> _Exercise details_
Search the material for the word "越南指数与P" and report each line where it turns up.

> _Available records_

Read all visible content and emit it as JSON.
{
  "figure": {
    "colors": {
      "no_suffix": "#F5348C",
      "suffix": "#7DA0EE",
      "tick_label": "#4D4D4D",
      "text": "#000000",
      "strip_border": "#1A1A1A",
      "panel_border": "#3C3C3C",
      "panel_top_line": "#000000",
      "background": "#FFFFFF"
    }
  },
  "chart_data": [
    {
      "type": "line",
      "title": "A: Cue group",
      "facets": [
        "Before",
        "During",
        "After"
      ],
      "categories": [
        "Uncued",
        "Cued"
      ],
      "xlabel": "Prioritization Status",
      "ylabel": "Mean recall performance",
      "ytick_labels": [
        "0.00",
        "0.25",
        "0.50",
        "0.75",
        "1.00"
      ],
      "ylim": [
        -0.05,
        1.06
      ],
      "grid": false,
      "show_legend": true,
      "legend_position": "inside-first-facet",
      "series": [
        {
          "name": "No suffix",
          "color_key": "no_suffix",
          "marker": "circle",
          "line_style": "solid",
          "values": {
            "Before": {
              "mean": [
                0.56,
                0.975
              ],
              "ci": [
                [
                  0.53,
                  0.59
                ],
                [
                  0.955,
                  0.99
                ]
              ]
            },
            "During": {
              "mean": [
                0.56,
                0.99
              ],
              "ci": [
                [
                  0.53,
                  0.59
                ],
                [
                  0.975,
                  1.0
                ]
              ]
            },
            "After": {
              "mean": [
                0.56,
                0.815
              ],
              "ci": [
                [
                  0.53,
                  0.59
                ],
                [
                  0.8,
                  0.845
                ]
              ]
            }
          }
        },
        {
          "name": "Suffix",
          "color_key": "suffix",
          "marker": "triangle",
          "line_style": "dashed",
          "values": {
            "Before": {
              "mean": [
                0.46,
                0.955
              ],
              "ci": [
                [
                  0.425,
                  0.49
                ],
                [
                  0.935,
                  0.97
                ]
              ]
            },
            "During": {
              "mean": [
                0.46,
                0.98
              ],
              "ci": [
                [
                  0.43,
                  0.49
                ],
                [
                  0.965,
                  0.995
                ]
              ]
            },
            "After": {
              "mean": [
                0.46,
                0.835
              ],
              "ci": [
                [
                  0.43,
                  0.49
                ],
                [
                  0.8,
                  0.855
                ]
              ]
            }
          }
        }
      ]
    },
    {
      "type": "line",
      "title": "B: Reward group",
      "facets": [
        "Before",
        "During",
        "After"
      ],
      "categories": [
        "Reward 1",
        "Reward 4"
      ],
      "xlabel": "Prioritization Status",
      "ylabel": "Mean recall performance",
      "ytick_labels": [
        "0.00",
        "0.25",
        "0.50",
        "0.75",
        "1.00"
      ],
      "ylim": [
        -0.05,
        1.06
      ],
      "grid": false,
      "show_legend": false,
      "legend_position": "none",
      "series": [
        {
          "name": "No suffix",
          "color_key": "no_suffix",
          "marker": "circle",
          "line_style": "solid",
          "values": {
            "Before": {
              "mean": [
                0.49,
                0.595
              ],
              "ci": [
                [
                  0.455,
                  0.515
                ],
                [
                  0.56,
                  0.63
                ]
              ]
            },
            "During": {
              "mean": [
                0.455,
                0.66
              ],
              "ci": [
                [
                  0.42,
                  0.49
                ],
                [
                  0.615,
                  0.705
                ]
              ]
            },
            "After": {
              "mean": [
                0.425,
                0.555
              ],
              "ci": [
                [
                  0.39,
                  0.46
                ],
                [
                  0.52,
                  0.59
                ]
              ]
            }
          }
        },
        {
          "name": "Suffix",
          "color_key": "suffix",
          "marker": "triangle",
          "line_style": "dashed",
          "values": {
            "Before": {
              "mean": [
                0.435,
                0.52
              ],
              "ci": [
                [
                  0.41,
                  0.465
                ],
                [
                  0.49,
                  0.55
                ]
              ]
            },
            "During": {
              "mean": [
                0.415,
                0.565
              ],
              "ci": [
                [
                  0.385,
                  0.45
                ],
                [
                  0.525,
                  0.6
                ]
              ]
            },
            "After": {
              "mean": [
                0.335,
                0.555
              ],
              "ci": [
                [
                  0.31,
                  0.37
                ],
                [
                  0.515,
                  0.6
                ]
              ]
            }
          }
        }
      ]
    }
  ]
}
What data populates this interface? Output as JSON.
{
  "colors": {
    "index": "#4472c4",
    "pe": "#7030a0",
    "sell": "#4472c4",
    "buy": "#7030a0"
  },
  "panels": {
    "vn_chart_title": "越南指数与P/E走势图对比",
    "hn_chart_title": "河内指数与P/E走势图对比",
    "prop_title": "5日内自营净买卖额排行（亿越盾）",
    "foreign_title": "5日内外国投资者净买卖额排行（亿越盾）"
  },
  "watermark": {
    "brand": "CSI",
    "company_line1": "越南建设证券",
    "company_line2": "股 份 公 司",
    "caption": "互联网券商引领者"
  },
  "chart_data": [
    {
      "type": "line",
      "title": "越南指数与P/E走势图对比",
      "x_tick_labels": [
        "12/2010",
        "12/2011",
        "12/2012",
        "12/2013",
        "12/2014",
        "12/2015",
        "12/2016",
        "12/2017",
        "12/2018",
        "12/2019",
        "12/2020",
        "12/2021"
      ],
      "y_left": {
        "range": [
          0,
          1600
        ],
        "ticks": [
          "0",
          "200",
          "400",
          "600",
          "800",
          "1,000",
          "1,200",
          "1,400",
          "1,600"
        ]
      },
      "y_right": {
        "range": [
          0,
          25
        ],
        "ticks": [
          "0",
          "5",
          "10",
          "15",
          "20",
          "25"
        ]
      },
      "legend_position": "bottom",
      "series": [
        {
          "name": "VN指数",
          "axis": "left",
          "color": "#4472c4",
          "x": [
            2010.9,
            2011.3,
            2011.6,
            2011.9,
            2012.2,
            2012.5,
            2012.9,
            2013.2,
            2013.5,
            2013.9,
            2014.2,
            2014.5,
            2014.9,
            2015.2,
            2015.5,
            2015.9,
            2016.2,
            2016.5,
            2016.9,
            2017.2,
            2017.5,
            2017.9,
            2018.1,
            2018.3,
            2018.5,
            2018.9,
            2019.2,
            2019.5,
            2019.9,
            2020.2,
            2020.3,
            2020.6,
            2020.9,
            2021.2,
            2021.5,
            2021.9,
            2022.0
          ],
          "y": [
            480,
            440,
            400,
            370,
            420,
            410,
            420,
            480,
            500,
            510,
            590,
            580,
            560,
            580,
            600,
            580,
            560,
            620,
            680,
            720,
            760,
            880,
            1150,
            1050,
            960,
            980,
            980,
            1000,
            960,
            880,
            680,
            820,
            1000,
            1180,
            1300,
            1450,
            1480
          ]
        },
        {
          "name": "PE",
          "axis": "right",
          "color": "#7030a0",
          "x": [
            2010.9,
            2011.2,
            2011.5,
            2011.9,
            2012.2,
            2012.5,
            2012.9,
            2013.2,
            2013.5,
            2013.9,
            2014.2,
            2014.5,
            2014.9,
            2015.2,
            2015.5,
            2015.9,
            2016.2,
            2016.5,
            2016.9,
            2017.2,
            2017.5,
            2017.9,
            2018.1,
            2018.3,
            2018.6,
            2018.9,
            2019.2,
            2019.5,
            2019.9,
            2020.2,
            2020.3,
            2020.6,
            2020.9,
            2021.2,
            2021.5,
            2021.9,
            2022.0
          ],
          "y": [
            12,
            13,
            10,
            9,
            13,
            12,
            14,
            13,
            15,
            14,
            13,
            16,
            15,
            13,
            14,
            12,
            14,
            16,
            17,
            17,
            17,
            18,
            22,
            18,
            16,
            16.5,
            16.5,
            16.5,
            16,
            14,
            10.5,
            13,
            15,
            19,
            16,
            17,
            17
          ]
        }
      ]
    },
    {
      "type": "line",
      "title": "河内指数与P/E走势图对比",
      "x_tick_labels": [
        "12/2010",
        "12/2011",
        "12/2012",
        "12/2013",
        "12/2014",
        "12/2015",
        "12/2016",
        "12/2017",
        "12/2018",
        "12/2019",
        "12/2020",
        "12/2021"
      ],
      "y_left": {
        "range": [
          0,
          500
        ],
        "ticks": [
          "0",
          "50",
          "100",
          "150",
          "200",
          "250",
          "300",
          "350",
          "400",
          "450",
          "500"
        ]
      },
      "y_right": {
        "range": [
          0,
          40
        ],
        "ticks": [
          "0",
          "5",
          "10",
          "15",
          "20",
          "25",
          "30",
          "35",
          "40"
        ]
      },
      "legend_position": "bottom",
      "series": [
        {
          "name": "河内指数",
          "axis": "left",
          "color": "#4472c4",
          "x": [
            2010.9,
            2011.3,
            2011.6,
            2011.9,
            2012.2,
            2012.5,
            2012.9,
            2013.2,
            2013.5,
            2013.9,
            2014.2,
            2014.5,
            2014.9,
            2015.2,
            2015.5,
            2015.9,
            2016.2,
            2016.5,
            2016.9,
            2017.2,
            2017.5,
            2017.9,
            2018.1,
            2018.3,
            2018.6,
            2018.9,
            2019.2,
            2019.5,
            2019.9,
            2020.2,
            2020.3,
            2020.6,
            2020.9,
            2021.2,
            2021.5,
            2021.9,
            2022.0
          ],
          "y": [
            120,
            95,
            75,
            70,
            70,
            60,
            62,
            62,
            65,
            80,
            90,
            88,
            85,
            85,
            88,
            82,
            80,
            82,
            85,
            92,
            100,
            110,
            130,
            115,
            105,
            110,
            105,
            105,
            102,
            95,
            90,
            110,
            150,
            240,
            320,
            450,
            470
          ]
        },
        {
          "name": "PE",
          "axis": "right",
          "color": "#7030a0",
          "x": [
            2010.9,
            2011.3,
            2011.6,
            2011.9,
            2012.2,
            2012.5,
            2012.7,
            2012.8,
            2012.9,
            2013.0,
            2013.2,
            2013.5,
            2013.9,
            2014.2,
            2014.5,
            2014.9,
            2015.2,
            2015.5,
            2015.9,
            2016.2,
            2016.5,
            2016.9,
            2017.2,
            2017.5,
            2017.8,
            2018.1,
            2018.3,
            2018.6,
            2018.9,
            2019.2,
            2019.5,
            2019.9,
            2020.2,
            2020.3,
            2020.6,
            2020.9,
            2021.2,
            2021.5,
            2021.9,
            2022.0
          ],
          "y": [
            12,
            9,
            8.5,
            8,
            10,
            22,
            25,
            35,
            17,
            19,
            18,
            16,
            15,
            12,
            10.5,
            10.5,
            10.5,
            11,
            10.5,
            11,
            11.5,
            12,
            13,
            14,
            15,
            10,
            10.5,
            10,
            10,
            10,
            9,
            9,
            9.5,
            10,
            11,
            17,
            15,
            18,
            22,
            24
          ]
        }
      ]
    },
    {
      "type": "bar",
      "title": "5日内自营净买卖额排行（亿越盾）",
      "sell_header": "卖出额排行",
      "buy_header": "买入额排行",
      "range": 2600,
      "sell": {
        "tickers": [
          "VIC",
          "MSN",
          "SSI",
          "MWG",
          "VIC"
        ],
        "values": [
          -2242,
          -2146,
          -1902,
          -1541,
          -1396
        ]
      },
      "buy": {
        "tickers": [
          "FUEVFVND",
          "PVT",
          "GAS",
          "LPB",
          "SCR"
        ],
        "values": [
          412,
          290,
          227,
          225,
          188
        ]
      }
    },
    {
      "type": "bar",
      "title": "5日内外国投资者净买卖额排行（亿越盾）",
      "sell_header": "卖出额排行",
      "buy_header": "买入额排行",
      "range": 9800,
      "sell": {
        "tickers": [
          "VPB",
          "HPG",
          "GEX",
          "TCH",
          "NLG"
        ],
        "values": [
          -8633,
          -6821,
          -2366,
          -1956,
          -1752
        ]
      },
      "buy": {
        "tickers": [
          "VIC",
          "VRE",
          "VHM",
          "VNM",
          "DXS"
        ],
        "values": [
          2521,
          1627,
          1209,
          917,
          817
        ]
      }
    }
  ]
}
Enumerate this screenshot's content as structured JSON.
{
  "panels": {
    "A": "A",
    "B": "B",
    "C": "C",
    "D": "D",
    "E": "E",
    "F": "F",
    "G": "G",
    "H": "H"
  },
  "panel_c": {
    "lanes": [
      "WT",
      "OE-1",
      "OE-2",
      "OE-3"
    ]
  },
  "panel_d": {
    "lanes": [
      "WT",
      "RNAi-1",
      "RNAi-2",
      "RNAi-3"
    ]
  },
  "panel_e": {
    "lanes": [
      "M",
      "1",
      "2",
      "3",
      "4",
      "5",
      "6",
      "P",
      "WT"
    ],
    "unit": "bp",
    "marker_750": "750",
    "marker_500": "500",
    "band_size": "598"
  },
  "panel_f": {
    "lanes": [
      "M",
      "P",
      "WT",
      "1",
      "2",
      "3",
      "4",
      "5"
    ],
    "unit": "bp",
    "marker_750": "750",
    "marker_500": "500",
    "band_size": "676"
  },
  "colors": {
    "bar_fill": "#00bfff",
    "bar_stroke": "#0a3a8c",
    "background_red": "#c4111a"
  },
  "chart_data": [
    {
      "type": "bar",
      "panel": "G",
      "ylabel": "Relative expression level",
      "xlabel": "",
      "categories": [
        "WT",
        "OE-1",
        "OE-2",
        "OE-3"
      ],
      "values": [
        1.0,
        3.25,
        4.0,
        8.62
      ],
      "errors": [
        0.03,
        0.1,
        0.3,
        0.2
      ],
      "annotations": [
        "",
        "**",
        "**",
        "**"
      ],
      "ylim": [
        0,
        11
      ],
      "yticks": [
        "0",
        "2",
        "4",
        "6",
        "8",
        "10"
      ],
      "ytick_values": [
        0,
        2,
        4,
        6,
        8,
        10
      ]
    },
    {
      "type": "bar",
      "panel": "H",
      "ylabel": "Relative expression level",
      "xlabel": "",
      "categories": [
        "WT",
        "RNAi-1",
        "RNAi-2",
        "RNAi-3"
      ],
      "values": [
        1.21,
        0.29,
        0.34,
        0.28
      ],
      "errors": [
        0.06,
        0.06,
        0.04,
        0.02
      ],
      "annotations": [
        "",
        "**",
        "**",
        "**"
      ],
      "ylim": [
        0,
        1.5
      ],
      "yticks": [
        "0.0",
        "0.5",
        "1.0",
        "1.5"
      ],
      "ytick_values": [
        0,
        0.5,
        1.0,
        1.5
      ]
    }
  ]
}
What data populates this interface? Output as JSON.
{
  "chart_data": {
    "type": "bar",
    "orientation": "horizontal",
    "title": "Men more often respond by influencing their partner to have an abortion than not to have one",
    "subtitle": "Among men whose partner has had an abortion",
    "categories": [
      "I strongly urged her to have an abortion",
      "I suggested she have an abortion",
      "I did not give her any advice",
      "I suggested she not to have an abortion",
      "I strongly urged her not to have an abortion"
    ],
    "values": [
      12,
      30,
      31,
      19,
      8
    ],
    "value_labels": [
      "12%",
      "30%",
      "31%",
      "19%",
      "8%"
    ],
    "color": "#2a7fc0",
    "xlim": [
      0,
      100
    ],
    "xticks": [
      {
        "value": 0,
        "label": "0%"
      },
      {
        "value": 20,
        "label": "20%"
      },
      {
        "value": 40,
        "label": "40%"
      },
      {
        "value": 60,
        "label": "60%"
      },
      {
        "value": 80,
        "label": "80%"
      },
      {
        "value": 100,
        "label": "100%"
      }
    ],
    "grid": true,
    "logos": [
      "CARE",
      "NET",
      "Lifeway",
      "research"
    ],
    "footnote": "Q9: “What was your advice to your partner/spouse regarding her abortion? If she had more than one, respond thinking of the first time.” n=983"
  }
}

> _Solved exercise_
    "vn_chart_title": "越南指数与P/E走势图对比",
      "title": "越南指数与P/E走势图对比",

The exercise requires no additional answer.